Studio album by Wardruna
- Released: 15 March 2013
- Genre: Nordic folk, ambient, dark folk
- Length: 66:14
- Label: Indie Recordings/Fimbulljóð Productions
- Producer: Kvitrafn

Wardruna chronology
| Runaljod – Gap Var Ginnunga (2009) | Runaljod – Yggdrasil (2013) | Runaljod - Ragnarok (2016) |

= Runaljod – Yggdrasil =

Runaljod – Yggdrasil (The Sound of Runes - Yggdrasil) is the second album by Norwegian Nordic folk musical project Wardruna, released 15 March 2013 by Indie Recordings/Fimbulljóð Productions. It is an interpretation of the Elder Futhark and is sung in Norwegian, Old Norse and Proto-Norse. The lyrics center on Norse spiritual themes.

==Lyrical content and themes==
The title of the opening song, "Rotlaust Tre Fell", meaning "a rootless tree falls", is based on the philosophy of the band. The song is an invocation of the Allfather Odin and "my mother Frigg" and "wise Vanir", "ancient Thurs" and the Norns. "Rotlaust Tre Fell" was used in the third season of Vikings during preparation for an attack on Paris.

"Fehu", which was used in the first season of TV series Vikings during a raiding scene, tells of the dangers of gold and wealth and how greed takes over the hearts of men.

The final track, "Helvegen" ("the Road to Hel") is essentially a funeral song. The song (and album) closes with the famous stanza from Hávamál: "Cattle die, kinsmen die, You yourself will also die, but the word about you will never die, if you win a good reputation. Cattle die, kinsmen die, You yourself will also die, I know one that never dies: the judgement of those who died". "Helvegen" was used in the second season of Vikings while Ragnar and his men prepare to sail again to Wessex and in the fifth season when Ubbe is gravely injured in a fight in Wessex and has a religious epiphany. The song has also been used satirically in Norwegian comedy series Norsemen.

### ACTIONS TO TAKE
1: Which season of Vikings used "Fehu," according to the album article?
2: Reproduce the stretch of the album article from "Wardruna chronology" through "attack on Paris.", word for word.

### RECORDS SUPPLIED
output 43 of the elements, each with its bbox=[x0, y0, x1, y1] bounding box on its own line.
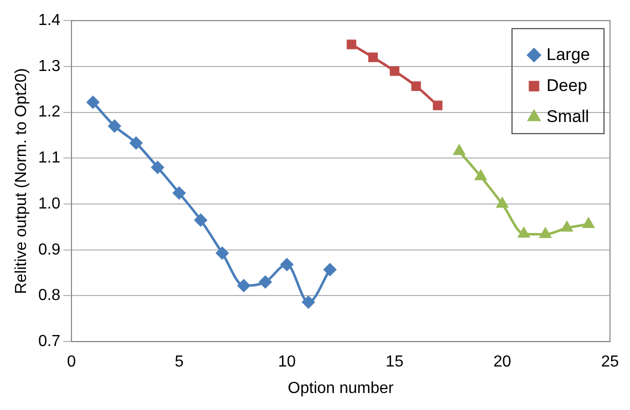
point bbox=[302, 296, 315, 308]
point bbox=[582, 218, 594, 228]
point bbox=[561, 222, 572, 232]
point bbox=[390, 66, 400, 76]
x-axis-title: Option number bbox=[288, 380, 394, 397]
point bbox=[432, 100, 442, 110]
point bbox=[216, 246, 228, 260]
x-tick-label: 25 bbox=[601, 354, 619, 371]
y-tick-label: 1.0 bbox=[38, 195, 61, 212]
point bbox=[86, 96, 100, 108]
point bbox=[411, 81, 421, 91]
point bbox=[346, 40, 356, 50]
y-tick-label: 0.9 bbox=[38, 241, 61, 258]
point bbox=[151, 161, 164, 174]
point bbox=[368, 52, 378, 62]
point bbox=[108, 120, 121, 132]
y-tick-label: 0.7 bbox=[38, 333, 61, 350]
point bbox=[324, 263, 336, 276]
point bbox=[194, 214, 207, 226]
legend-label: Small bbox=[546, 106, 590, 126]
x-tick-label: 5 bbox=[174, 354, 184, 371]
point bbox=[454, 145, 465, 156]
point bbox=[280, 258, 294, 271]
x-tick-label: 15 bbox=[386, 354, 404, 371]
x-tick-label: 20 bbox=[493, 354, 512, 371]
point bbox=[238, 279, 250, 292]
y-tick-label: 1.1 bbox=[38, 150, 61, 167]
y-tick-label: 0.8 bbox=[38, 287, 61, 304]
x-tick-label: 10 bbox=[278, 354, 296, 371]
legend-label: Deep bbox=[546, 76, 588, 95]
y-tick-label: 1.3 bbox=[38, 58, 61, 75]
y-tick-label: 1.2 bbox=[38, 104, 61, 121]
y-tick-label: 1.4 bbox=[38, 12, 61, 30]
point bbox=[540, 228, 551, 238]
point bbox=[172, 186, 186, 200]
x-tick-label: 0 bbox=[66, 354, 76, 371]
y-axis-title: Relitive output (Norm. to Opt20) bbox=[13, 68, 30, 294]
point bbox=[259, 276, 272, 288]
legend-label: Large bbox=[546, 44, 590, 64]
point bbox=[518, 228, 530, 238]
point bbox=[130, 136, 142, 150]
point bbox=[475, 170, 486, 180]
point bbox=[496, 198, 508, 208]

### PROBLEM SOLUTIONS
1: The first season, during a raiding scene.

2:
Wardruna chronology
| Runaljod – Gap Var Ginnunga (2009) | Runaljod – Yggdrasil (2013) | Runaljod - Ragnarok (2016) |

= Runaljod – Yggdrasil =

Runaljod – Yggdrasil (The Sound of Runes - Yggdrasil) is the second album by Norwegian Nordic folk musical project Wardruna, released 15 March 2013 by Indie Recordings/Fimbulljóð Productions. It is an interpretation of the Elder Futhark and is sung in Norwegian, Old Norse and Proto-Norse. The lyrics center on Norse spiritual themes.

==Lyrical content and themes==
The title of the opening song, "Rotlaust Tre Fell", meaning "a rootless tree falls", is based on the philosophy of the band. The song is an invocation of the Allfather Odin and "my mother Frigg" and "wise Vanir", "ancient Thurs" and the Norns. "Rotlaust Tre Fell" was used in the third season of Vikings during preparation for an attack on Paris.